§ **DATASET RECORDS**

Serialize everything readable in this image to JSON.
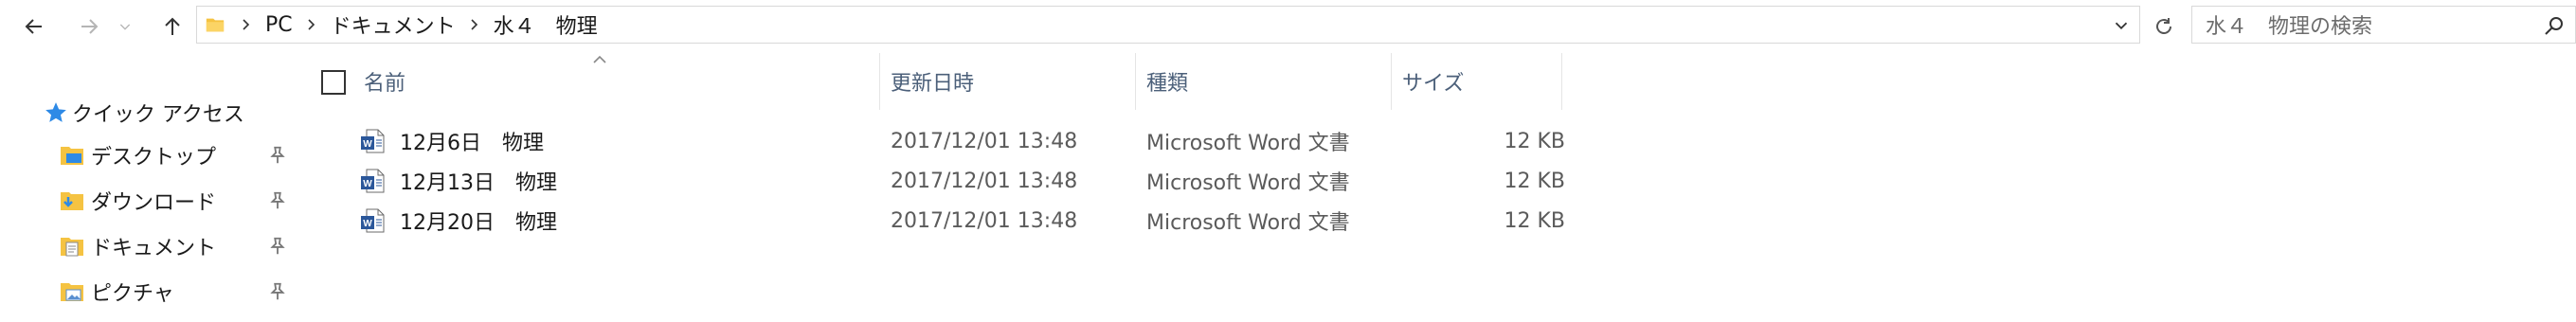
{
  "address_bar": {
    "breadcrumbs": [
      "PC",
      "ドキュメント",
      "水４　物理"
    ]
  },
  "search": {
    "placeholder": "水４　物理の検索"
  },
  "nav_pane": {
    "quick_access_label": "クイック アクセス",
    "items": [
      {
        "label": "デスクトップ",
        "icon": "desktop-folder-icon"
      },
      {
        "label": "ダウンロード",
        "icon": "downloads-folder-icon"
      },
      {
        "label": "ドキュメント",
        "icon": "documents-folder-icon"
      },
      {
        "label": "ピクチャ",
        "icon": "pictures-folder-icon"
      }
    ]
  },
  "file_list": {
    "columns": {
      "name": "名前",
      "modified": "更新日時",
      "type": "種類",
      "size": "サイズ"
    },
    "rows": [
      {
        "name": "12月6日　物理",
        "modified": "2017/12/01 13:48",
        "type": "Microsoft Word 文書",
        "size": "12 KB"
      },
      {
        "name": "12月13日　物理",
        "modified": "2017/12/01 13:48",
        "type": "Microsoft Word 文書",
        "size": "12 KB"
      },
      {
        "name": "12月20日　物理",
        "modified": "2017/12/01 13:48",
        "type": "Microsoft Word 文書",
        "size": "12 KB"
      }
    ]
  },
  "colors": {
    "accent": "#1e70cd",
    "folder": "#f5c342",
    "word": "#2b579a",
    "header_text": "#4c607a"
  }
}
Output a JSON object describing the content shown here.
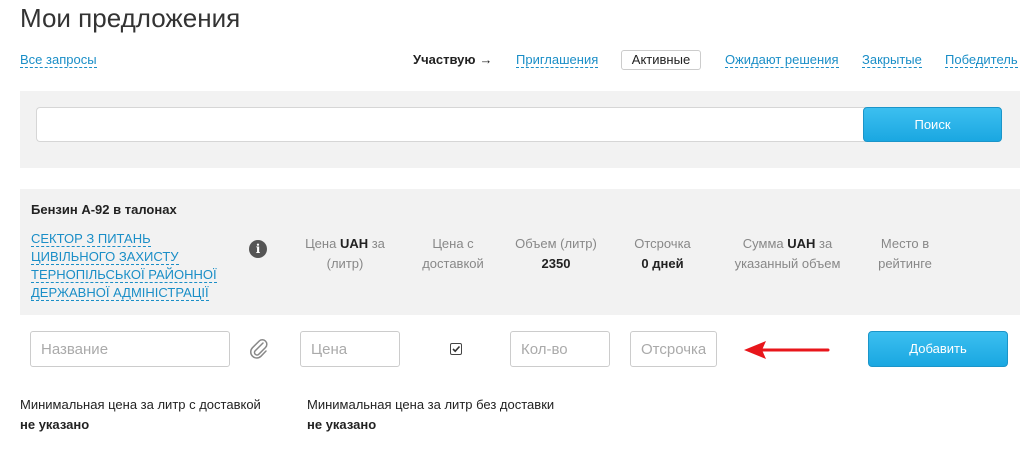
{
  "header": {
    "title": "Мои предложения"
  },
  "nav": {
    "all_requests": "Все запросы",
    "participating": "Участвую",
    "participating_arrow": "→",
    "tabs": {
      "invites": "Приглашения",
      "active": "Активные",
      "pending": "Ожидают решения",
      "closed": "Закрытые",
      "winners": "Победитель"
    }
  },
  "search": {
    "value": "",
    "placeholder": "",
    "button_label": "Поиск"
  },
  "offer": {
    "product": "Бензин А-92 в талонах",
    "organization": "СЕКТОР З ПИТАНЬ ЦИВІЛЬНОГО ЗАХИСТУ ТЕРНОПІЛЬСЬКОЇ РАЙОННОЇ ДЕРЖАВНОЇ АДМІНІСТРАЦІЇ",
    "info_icon_glyph": "i",
    "columns": {
      "price_prefix": "Цена ",
      "price_currency": "UAH",
      "price_suffix": " за (литр)",
      "price_delivery": "Цена с доставкой",
      "volume_label": "Объем (литр)",
      "volume_value": "2350",
      "deferral_label": "Отсрочка",
      "deferral_value": "0 дней",
      "sum_prefix": "Сумма ",
      "sum_currency": "UAH",
      "sum_suffix": " за указанный объем",
      "rating": "Место в рейтинге"
    }
  },
  "form": {
    "name_placeholder": "Название",
    "price_placeholder": "Цена",
    "quantity_placeholder": "Кол-во",
    "deferral_placeholder": "Отсрочка",
    "delivery_checked": true,
    "add_button_label": "Добавить"
  },
  "min_prices": {
    "with_delivery_label": "Минимальная цена за литр с доставкой",
    "with_delivery_value": "не указано",
    "without_delivery_label": "Минимальная цена за литр без доставки",
    "without_delivery_value": "не указано"
  },
  "colors": {
    "accent": "#1aa7e1",
    "link": "#1a8ec7",
    "arrow": "#e8161b",
    "panel": "#f2f2f2"
  }
}
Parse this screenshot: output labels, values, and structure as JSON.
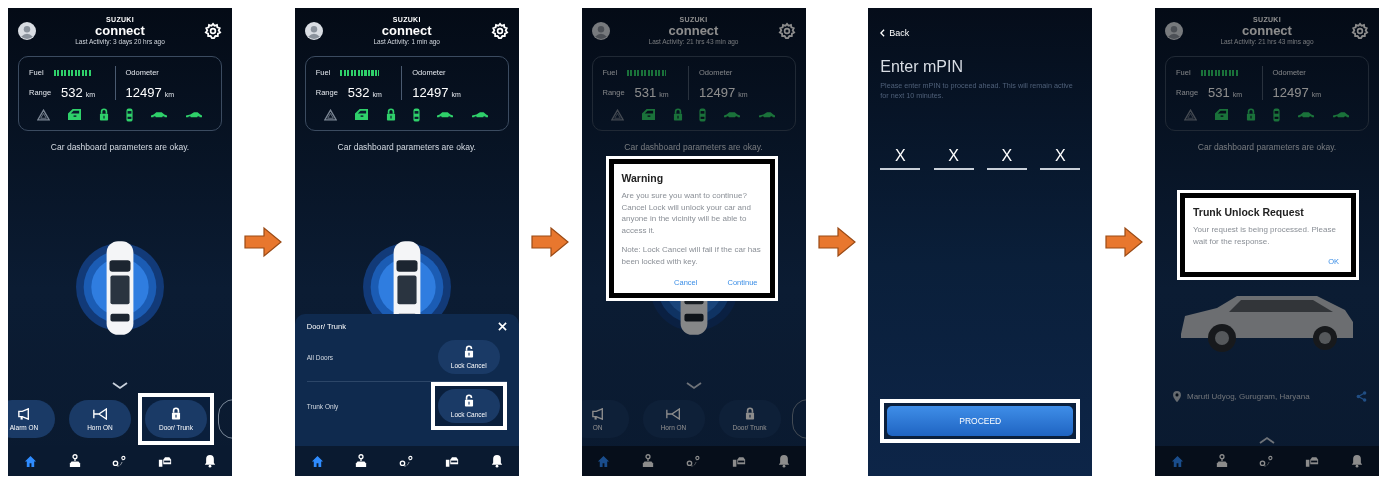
{
  "screens": [
    {
      "kind": "dashboard",
      "dimmed": false,
      "header": {
        "brand": "SUZUKI",
        "app": "connect",
        "last_activity": "Last Activity: 3 days 20 hrs ago"
      },
      "status": {
        "fuel": {
          "label": "Fuel",
          "level": 1
        },
        "range": {
          "label": "Range",
          "value": "532",
          "unit": "km"
        },
        "odometer": {
          "label": "Odometer",
          "value": "12497",
          "unit": "km"
        }
      },
      "message": "Car dashboard parameters are okay.",
      "car": {
        "photo": false
      },
      "chevron": {
        "up": false
      },
      "actions": [
        {
          "kind": "alarm",
          "label": "Alarm ON",
          "highlighted": false
        },
        {
          "kind": "horn",
          "label": "Horn ON",
          "highlighted": false
        },
        {
          "kind": "lock",
          "label": "Door/ Trunk",
          "highlighted": true
        }
      ],
      "nav_items": [
        {
          "selected": true
        },
        {
          "selected": false
        },
        {
          "selected": false
        },
        {
          "selected": false
        },
        {
          "selected": false
        }
      ]
    },
    {
      "kind": "dashboard",
      "dimmed": false,
      "header": {
        "brand": "SUZUKI",
        "app": "connect",
        "last_activity": "Last Activity: 1 min ago"
      },
      "status": {
        "fuel": {
          "label": "Fuel",
          "level": 1
        },
        "range": {
          "label": "Range",
          "value": "532",
          "unit": "km"
        },
        "odometer": {
          "label": "Odometer",
          "value": "12497",
          "unit": "km"
        }
      },
      "message": "Car dashboard parameters are okay.",
      "car": {
        "photo": false
      },
      "sheet": {
        "title": "Door/ Trunk",
        "rows": [
          {
            "label": "All Doors",
            "button": "Lock Cancel",
            "highlighted": false
          },
          {
            "label": "Trunk Only",
            "button": "Lock Cancel",
            "highlighted": true
          }
        ]
      },
      "nav_items": [
        {
          "selected": true
        },
        {
          "selected": false
        },
        {
          "selected": false
        },
        {
          "selected": false
        },
        {
          "selected": false
        }
      ]
    },
    {
      "kind": "dashboard",
      "dimmed": true,
      "header": {
        "brand": "SUZUKI",
        "app": "connect",
        "last_activity": "Last Activity: 21 hrs 43 min ago"
      },
      "status": {
        "fuel": {
          "label": "Fuel",
          "level": 1
        },
        "range": {
          "label": "Range",
          "value": "531",
          "unit": "km"
        },
        "odometer": {
          "label": "Odometer",
          "value": "12497",
          "unit": "km"
        }
      },
      "message": "Car dashboard parameters are okay.",
      "car": {
        "photo": false
      },
      "chevron": {
        "up": false
      },
      "actions": [
        {
          "kind": "alarm",
          "label": "ON",
          "highlighted": false
        },
        {
          "kind": "horn",
          "label": "Horn ON",
          "highlighted": false
        },
        {
          "kind": "lock",
          "label": "Door/ Trunk",
          "highlighted": false
        }
      ],
      "nav_items": [
        {
          "selected": true
        },
        {
          "selected": false
        },
        {
          "selected": false
        },
        {
          "selected": false
        },
        {
          "selected": false
        }
      ],
      "dialog": {
        "title": "Warning",
        "paragraphs": [
          "Are you sure you want to continue?",
          "Cancel Lock will unlock your car and anyone in the vicinity will be able to access it.",
          "Note: Lock Cancel will fail if the car has been locked with key."
        ],
        "buttons": [
          "Cancel",
          "Continue"
        ],
        "highlighted": true
      }
    },
    {
      "kind": "mpin",
      "back": "Back",
      "title": "Enter mPIN",
      "description": "Please enter mPIN to proceed ahead. This will remain active for next 10 minutes.",
      "digits": [
        "X",
        "X",
        "X",
        "X"
      ],
      "button": {
        "label": "PROCEED",
        "highlighted": true
      }
    },
    {
      "kind": "dashboard",
      "dimmed": true,
      "header": {
        "brand": "SUZUKI",
        "app": "connect",
        "last_activity": "Last Activity: 21 hrs 43 mins ago"
      },
      "status": {
        "fuel": {
          "label": "Fuel",
          "level": 1
        },
        "range": {
          "label": "Range",
          "value": "531",
          "unit": "km"
        },
        "odometer": {
          "label": "Odometer",
          "value": "12497",
          "unit": "km"
        }
      },
      "message": "Car dashboard parameters are okay.",
      "car": {
        "photo": true
      },
      "location": "Maruti Udyog, Gurugram, Haryana",
      "chevron": {
        "up": true
      },
      "nav_items": [
        {
          "selected": true
        },
        {
          "selected": false
        },
        {
          "selected": false
        },
        {
          "selected": false
        },
        {
          "selected": false
        }
      ],
      "dialog": {
        "title": "Trunk Unlock Request",
        "paragraphs": [
          "Your request is being processed. Please wait for the response."
        ],
        "buttons": [
          "OK"
        ],
        "highlighted": true
      }
    }
  ]
}
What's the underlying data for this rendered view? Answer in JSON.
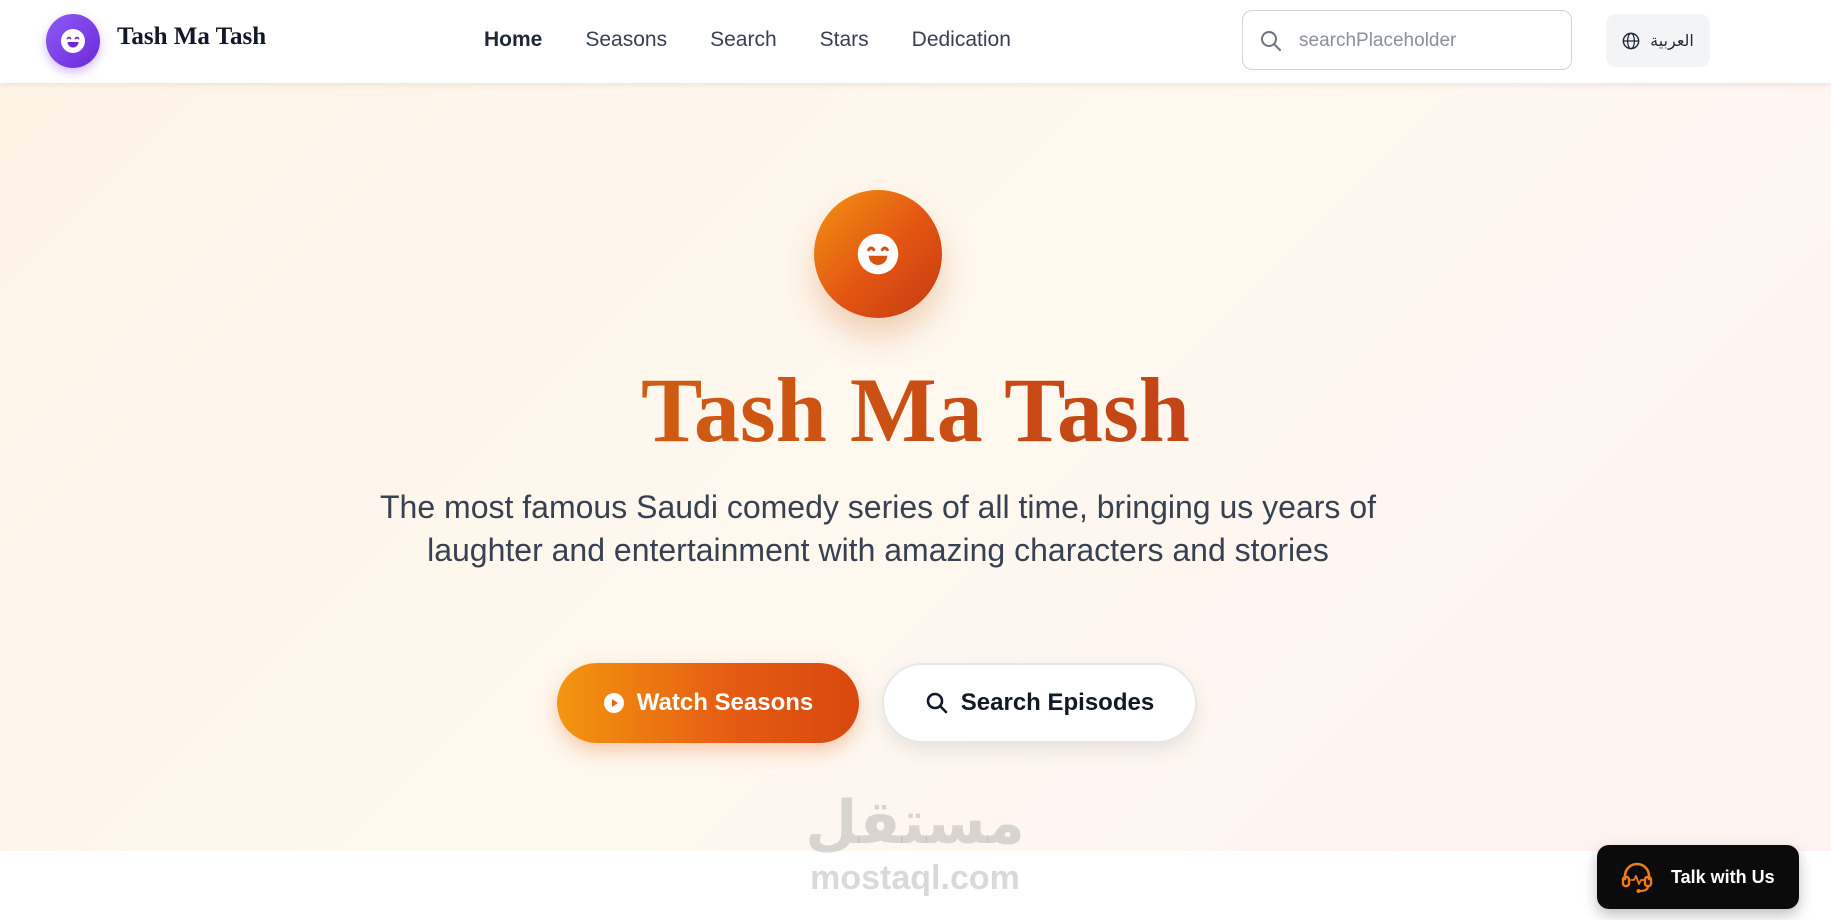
{
  "header": {
    "brand": "Tash Ma Tash",
    "nav": [
      {
        "label": "Home",
        "active": true
      },
      {
        "label": "Seasons",
        "active": false
      },
      {
        "label": "Search",
        "active": false
      },
      {
        "label": "Stars",
        "active": false
      },
      {
        "label": "Dedication",
        "active": false
      }
    ],
    "search_placeholder": "searchPlaceholder",
    "language_label": "العربية"
  },
  "hero": {
    "title": "Tash Ma Tash",
    "subtitle": "The most famous Saudi comedy series of all time, bringing us years of laughter and entertainment with amazing characters and stories",
    "primary_button": "Watch Seasons",
    "secondary_button": "Search Episodes"
  },
  "watermark": {
    "arabic": "مستقل",
    "latin": "mostaql.com"
  },
  "chat": {
    "label": "Talk with Us"
  },
  "colors": {
    "brand_purple": "#7c3aed",
    "accent_orange": "#e45a12",
    "title_gradient_start": "#e07b10",
    "title_gradient_end": "#b2301a",
    "hero_bg": "#fdf4e6"
  },
  "icons": {
    "logo": "laughing-face-icon",
    "search": "search-icon",
    "language": "globe-icon",
    "play": "play-circle-icon",
    "chat": "headset-icon"
  }
}
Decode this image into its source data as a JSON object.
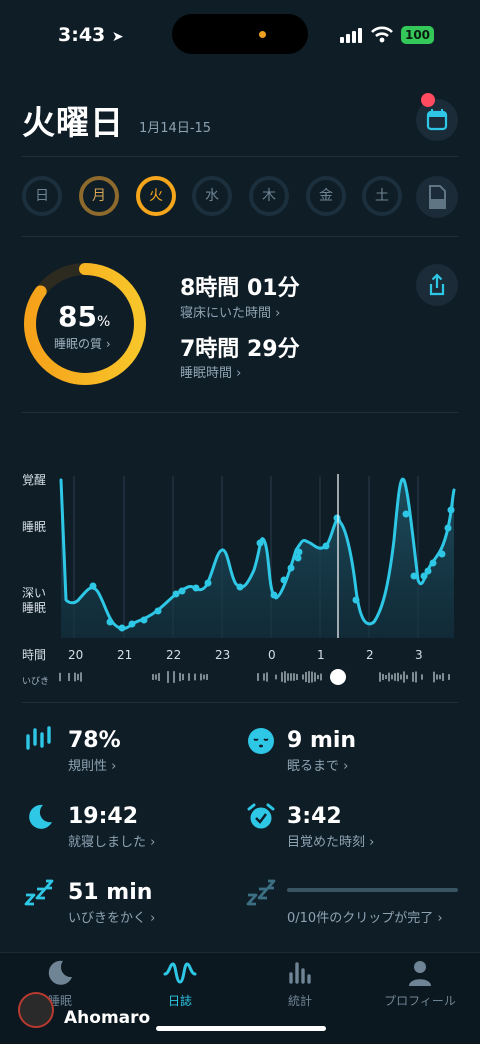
{
  "status_bar": {
    "time": "3:43",
    "battery": "100"
  },
  "header": {
    "title": "火曜日",
    "date_range": "1月14日-15"
  },
  "days": [
    {
      "label": "日",
      "state": "empty"
    },
    {
      "label": "月",
      "state": "done"
    },
    {
      "label": "火",
      "state": "active"
    },
    {
      "label": "水",
      "state": "empty"
    },
    {
      "label": "木",
      "state": "empty"
    },
    {
      "label": "金",
      "state": "empty"
    },
    {
      "label": "土",
      "state": "empty"
    }
  ],
  "summary": {
    "quality_value": "85",
    "quality_unit": "%",
    "quality_fraction": 0.85,
    "quality_label": "睡眠の質 ›",
    "in_bed_value": "8時間 01分",
    "in_bed_label": "寝床にいた時間 ›",
    "asleep_value": "7時間 29分",
    "asleep_label": "睡眠時間 ›"
  },
  "chart": {
    "y_labels": [
      "覚醒",
      "睡眠",
      "深い\n睡眠"
    ],
    "x_title": "時間",
    "hours": [
      "20",
      "21",
      "22",
      "23",
      "0",
      "1",
      "2",
      "3"
    ],
    "snore_label": "いびき",
    "accent": "#2ec8e6"
  },
  "stats": {
    "regularity_value": "78%",
    "regularity_label": "規則性 ›",
    "fall_asleep_value": "9 min",
    "fall_asleep_label": "眠るまで ›",
    "bedtime_value": "19:42",
    "bedtime_label": "就寝しました ›",
    "wake_value": "3:42",
    "wake_label": "目覚めた時刻 ›",
    "snoring_value": "51 min",
    "snoring_label": "いびきをかく ›",
    "clips_label": "0/10件のクリップが完了 ›"
  },
  "nav": {
    "items": [
      "睡眠",
      "日誌",
      "統計",
      "プロフィール"
    ],
    "active_index": 1
  },
  "watermark": {
    "name": "Ahomaro"
  }
}
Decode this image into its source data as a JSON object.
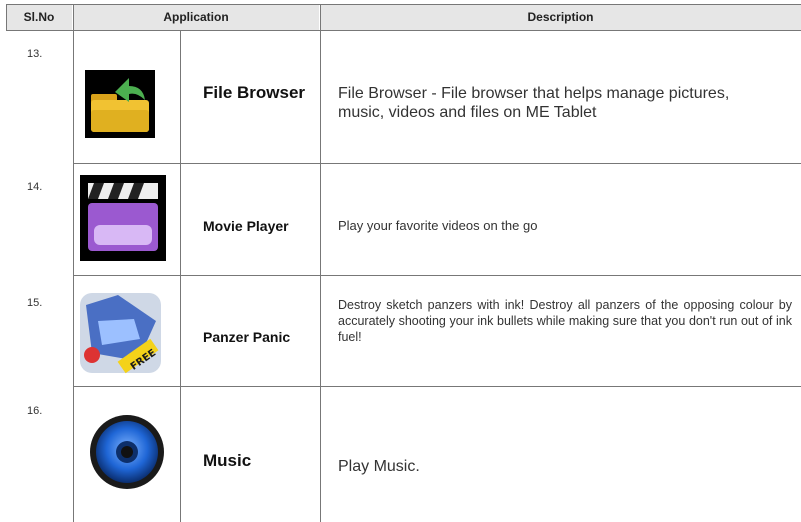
{
  "header": {
    "slno": "Sl.No",
    "application": "Application",
    "description": "Description"
  },
  "rows": [
    {
      "num": "13.",
      "name": "File Browser",
      "icon": "folder-icon",
      "desc": "File Browser - File browser that helps manage pictures, music, videos and files on ME Tablet"
    },
    {
      "num": "14.",
      "name": "Movie Player",
      "icon": "clapperboard-icon",
      "desc": "Play your favorite videos on the go"
    },
    {
      "num": "15.",
      "name": "Panzer Panic",
      "icon": "panzer-panic-icon",
      "icon_text": "FREE",
      "desc": "Destroy sketch panzers with ink! Destroy all panzers of the opposing colour by accurately shooting your ink bullets while making sure that you  don't run out of ink fuel!"
    },
    {
      "num": "16.",
      "name": "Music",
      "icon": "speaker-icon",
      "desc": "Play Music."
    }
  ],
  "colors": {
    "header_bg": "#e6e6e6",
    "grid_line": "#777777"
  }
}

§ **EXERCISE REQUIREMENTS**
Go through the records and gather the lines that hold "Минимальная".

§ **THE OUTPUT**
    "with_delivery_label": "Минимальная цена за литр с доставкой",
    "without_delivery_label": "Минимальная цена за литр без доставки",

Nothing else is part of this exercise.